→ WORK TO BE COMPLETED: Go through the entries below and pick out every line with "Opposite".
#####
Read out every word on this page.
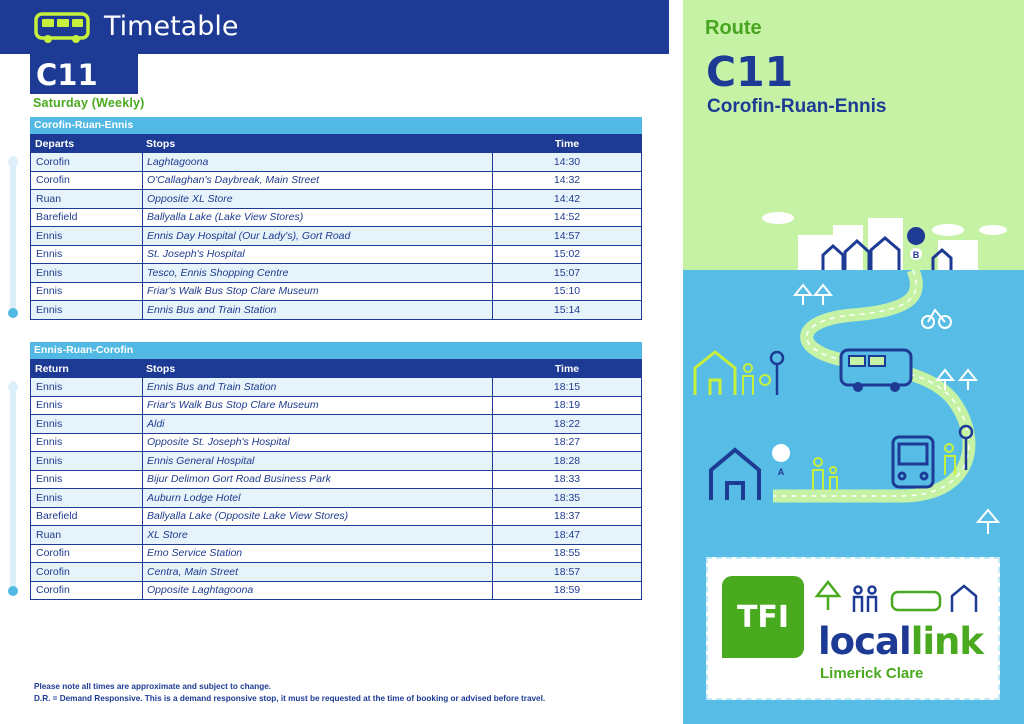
Timetable
C11
Saturday (Weekly)
Corofin-Ruan-Ennis
Departs	Stops	Time
Corofin	Laghtagoona	14:30
Corofin	O'Callaghan's Daybreak, Main Street	14:32
Ruan	Opposite XL Store	14:42
Barefield	Ballyalla Lake (Lake View Stores)	14:52
Ennis	Ennis Day Hospital (Our Lady's), Gort Road	14:57
Ennis	St. Joseph's Hospital	15:02
Ennis	Tesco, Ennis Shopping Centre	15:07
Ennis	Friar's Walk Bus Stop Clare Museum	15:10
Ennis	Ennis Bus and Train Station	15:14
Ennis-Ruan-Corofin
Return	Stops	Time
Ennis	Ennis Bus and Train Station	18:15
Ennis	Friar's Walk Bus Stop Clare Museum	18:19
Ennis	Aldi	18:22
Ennis	Opposite St. Joseph's Hospital	18:27
Ennis	Ennis General Hospital	18:28
Ennis	Bijur Delimon Gort Road Business Park	18:33
Ennis	Auburn Lodge Hotel	18:35
Barefield	Ballyalla Lake (Opposite Lake View Stores)	18:37
Ruan	XL Store	18:47
Corofin	Emo Service Station	18:55
Corofin	Centra, Main Street	18:57
Corofin	Opposite Laghtagoona	18:59
Please note all times are approximate and subject to change.
D.R. = Demand Responsive. This is a demand responsive stop, it must be requested at the time of booking or advised before travel.
Route
C11
Corofin-Ruan-Ennis
B
A
TFI
locallink
Limerick Clare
#####
→ RESULT BELOW:
Ruan	Opposite XL Store	14:42
Ennis	Opposite St. Joseph's Hospital	18:27
Barefield	Ballyalla Lake (Opposite Lake View Stores)	18:37
Corofin	Opposite Laghtagoona	18:59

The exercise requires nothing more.